Items from a data source
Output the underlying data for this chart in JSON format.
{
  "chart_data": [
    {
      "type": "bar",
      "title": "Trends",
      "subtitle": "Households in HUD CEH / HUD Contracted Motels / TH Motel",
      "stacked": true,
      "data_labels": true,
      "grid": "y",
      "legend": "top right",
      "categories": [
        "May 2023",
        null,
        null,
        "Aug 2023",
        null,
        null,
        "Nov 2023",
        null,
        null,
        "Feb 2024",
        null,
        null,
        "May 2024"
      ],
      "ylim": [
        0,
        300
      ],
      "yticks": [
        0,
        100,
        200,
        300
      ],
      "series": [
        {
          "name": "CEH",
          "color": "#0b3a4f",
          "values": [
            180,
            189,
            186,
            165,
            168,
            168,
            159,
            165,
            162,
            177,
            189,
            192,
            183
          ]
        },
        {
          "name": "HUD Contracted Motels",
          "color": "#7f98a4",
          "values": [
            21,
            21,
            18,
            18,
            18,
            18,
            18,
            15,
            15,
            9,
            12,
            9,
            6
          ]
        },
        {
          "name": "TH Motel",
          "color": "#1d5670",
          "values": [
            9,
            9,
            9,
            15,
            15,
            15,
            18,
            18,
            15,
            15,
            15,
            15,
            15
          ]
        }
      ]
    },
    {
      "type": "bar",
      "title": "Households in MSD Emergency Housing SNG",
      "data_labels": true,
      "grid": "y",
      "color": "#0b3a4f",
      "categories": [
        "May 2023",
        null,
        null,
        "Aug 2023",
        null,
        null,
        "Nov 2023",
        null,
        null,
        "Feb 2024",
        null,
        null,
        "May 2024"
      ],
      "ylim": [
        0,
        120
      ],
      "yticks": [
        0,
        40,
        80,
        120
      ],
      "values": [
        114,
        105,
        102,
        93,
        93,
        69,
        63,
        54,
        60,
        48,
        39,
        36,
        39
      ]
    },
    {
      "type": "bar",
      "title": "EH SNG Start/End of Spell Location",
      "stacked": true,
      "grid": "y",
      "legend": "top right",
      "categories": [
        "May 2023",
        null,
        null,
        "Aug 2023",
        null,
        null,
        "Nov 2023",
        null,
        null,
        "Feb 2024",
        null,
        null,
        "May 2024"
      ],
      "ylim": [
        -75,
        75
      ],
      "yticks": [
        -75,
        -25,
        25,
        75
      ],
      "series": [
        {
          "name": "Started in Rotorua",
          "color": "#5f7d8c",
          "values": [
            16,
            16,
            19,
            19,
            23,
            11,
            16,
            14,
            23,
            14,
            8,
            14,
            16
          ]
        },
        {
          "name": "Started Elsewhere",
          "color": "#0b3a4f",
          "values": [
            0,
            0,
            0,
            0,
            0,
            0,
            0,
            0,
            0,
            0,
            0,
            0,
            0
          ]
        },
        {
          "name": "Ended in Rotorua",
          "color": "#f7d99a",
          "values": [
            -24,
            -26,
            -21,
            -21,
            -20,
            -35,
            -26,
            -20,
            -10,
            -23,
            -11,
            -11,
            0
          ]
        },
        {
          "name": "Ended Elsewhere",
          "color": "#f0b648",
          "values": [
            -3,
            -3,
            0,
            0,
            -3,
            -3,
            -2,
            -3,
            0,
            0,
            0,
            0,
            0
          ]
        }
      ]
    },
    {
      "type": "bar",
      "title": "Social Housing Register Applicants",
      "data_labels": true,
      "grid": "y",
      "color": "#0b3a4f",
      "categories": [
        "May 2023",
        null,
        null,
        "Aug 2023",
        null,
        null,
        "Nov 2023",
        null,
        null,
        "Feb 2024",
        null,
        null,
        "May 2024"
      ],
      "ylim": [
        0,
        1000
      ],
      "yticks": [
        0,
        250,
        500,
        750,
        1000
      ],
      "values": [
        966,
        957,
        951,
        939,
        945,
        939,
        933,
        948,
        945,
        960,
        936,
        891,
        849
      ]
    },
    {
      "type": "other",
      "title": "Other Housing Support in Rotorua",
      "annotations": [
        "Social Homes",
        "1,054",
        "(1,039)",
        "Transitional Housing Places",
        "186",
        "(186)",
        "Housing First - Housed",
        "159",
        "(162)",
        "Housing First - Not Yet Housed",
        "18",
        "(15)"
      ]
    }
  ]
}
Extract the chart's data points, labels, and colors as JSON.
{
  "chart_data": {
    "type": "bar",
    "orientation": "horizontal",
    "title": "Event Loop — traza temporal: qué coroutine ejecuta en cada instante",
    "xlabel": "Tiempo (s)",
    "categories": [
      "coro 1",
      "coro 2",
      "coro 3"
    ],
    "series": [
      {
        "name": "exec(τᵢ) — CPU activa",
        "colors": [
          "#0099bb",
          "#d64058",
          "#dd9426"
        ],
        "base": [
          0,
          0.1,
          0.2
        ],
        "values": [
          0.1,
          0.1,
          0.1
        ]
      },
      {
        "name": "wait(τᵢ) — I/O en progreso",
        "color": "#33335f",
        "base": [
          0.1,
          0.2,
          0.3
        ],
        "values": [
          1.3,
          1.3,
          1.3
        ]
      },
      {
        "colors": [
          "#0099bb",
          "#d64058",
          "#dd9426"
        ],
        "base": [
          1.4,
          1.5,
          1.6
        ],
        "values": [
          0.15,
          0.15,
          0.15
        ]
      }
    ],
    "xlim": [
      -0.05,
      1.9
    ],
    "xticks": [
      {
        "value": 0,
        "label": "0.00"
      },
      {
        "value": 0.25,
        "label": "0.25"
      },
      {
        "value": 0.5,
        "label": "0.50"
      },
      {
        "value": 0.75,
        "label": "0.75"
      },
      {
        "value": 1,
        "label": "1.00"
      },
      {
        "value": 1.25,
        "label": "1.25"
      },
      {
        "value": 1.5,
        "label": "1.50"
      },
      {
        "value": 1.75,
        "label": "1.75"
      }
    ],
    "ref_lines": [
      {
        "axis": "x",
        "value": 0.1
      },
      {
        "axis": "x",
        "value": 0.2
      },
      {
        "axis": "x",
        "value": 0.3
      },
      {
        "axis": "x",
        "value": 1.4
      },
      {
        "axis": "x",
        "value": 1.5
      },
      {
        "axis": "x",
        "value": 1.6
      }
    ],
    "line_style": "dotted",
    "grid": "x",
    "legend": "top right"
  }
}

Stated problem: Take the entries above and copy them out exactly.

Output below:
Output the underlying data for this chart in JSON format.
{
  "chart_data": [
    {
      "type": "bar",
      "title": "Trends",
      "subtitle": "Households in HUD CEH / HUD Contracted Motels / TH Motel",
      "stacked": true,
      "data_labels": true,
      "grid": "y",
      "legend": "top right",
      "categories": [
        "May 2023",
        null,
        null,
        "Aug 2023",
        null,
        null,
        "Nov 2023",
        null,
        null,
        "Feb 2024",
        null,
        null,
        "May 2024"
      ],
      "ylim": [
        0,
        300
      ],
      "yticks": [
        0,
        100,
        200,
        300
      ],
      "series": [
        {
          "name": "CEH",
          "color": "#0b3a4f",
          "values": [
            180,
            189,
            186,
            165,
            168,
            168,
            159,
            165,
            162,
            177,
            189,
            192,
            183
          ]
        },
        {
          "name": "HUD Contracted Motels",
          "color": "#7f98a4",
          "values": [
            21,
            21,
            18,
            18,
            18,
            18,
            18,
            15,
            15,
            9,
            12,
            9,
            6
          ]
        },
        {
          "name": "TH Motel",
          "color": "#1d5670",
          "values": [
            9,
            9,
            9,
            15,
            15,
            15,
            18,
            18,
            15,
            15,
            15,
            15,
            15
          ]
        }
      ]
    },
    {
      "type": "bar",
      "title": "Households in MSD Emergency Housing SNG",
      "data_labels": true,
      "grid": "y",
      "color": "#0b3a4f",
      "categories": [
        "May 2023",
        null,
        null,
        "Aug 2023",
        null,
        null,
        "Nov 2023",
        null,
        null,
        "Feb 2024",
        null,
        null,
        "May 2024"
      ],
      "ylim": [
        0,
        120
      ],
      "yticks": [
        0,
        40,
        80,
        120
      ],
      "values": [
        114,
        105,
        102,
        93,
        93,
        69,
        63,
        54,
        60,
        48,
        39,
        36,
        39
      ]
    },
    {
      "type": "bar",
      "title": "EH SNG Start/End of Spell Location",
      "stacked": true,
      "grid": "y",
      "legend": "top right",
      "categories": [
        "May 2023",
        null,
        null,
        "Aug 2023",
        null,
        null,
        "Nov 2023",
        null,
        null,
        "Feb 2024",
        null,
        null,
        "May 2024"
      ],
      "ylim": [
        -75,
        75
      ],
      "yticks": [
        -75,
        -25,
        25,
        75
      ],
      "series": [
        {
          "name": "Started in Rotorua",
          "color": "#5f7d8c",
          "values": [
            16,
            16,
            19,
            19,
            23,
            11,
            16,
            14,
            23,
            14,
            8,
            14,
            16
          ]
        },
        {
          "name": "Started Elsewhere",
          "color": "#0b3a4f",
          "values": [
            0,
            0,
            0,
            0,
            0,
            0,
            0,
            0,
            0,
            0,
            0,
            0,
            0
          ]
        },
        {
          "name": "Ended in Rotorua",
          "color": "#f7d99a",
          "values": [
            -24,
            -26,
            -21,
            -21,
            -20,
            -35,
            -26,
            -20,
            -10,
            -23,
            -11,
            -11,
            0
          ]
        },
        {
          "name": "Ended Elsewhere",
          "color": "#f0b648",
          "values": [
            -3,
            -3,
            0,
            0,
            -3,
            -3,
            -2,
            -3,
            0,
            0,
            0,
            0,
            0
          ]
        }
      ]
    },
    {
      "type": "bar",
      "title": "Social Housing Register Applicants",
      "data_labels": true,
      "grid": "y",
      "color": "#0b3a4f",
      "categories": [
        "May 2023",
        null,
        null,
        "Aug 2023",
        null,
        null,
        "Nov 2023",
        null,
        null,
        "Feb 2024",
        null,
        null,
        "May 2024"
      ],
      "ylim": [
        0,
        1000
      ],
      "yticks": [
        0,
        250,
        500,
        750,
        1000
      ],
      "values": [
        966,
        957,
        951,
        939,
        945,
        939,
        933,
        948,
        945,
        960,
        936,
        891,
        849
      ]
    },
    {
      "type": "other",
      "title": "Other Housing Support in Rotorua",
      "annotations": [
        "Social Homes",
        "1,054",
        "(1,039)",
        "Transitional Housing Places",
        "186",
        "(186)",
        "Housing First - Housed",
        "159",
        "(162)",
        "Housing First - Not Yet Housed",
        "18",
        "(15)"
      ]
    }
  ]
}
Extract the chart's data points, labels, and colors as JSON.
{
  "chart_data": {
    "type": "bar",
    "orientation": "horizontal",
    "title": "Event Loop — traza temporal: qué coroutine ejecuta en cada instante",
    "xlabel": "Tiempo (s)",
    "categories": [
      "coro 1",
      "coro 2",
      "coro 3"
    ],
    "series": [
      {
        "name": "exec(τᵢ) — CPU activa",
        "colors": [
          "#0099bb",
          "#d64058",
          "#dd9426"
        ],
        "base": [
          0,
          0.1,
          0.2
        ],
        "values": [
          0.1,
          0.1,
          0.1
        ]
      },
      {
        "name": "wait(τᵢ) — I/O en progreso",
        "color": "#33335f",
        "base": [
          0.1,
          0.2,
          0.3
        ],
        "values": [
          1.3,
          1.3,
          1.3
        ]
      },
      {
        "colors": [
          "#0099bb",
          "#d64058",
          "#dd9426"
        ],
        "base": [
          1.4,
          1.5,
          1.6
        ],
        "values": [
          0.15,
          0.15,
          0.15
        ]
      }
    ],
    "xlim": [
      -0.05,
      1.9
    ],
    "xticks": [
      {
        "value": 0,
        "label": "0.00"
      },
      {
        "value": 0.25,
        "label": "0.25"
      },
      {
        "value": 0.5,
        "label": "0.50"
      },
      {
        "value": 0.75,
        "label": "0.75"
      },
      {
        "value": 1,
        "label": "1.00"
      },
      {
        "value": 1.25,
        "label": "1.25"
      },
      {
        "value": 1.5,
        "label": "1.50"
      },
      {
        "value": 1.75,
        "label": "1.75"
      }
    ],
    "ref_lines": [
      {
        "axis": "x",
        "value": 0.1
      },
      {
        "axis": "x",
        "value": 0.2
      },
      {
        "axis": "x",
        "value": 0.3
      },
      {
        "axis": "x",
        "value": 1.4
      },
      {
        "axis": "x",
        "value": 1.5
      },
      {
        "axis": "x",
        "value": 1.6
      }
    ],
    "line_style": "dotted",
    "grid": "x",
    "legend": "top right"
  }
}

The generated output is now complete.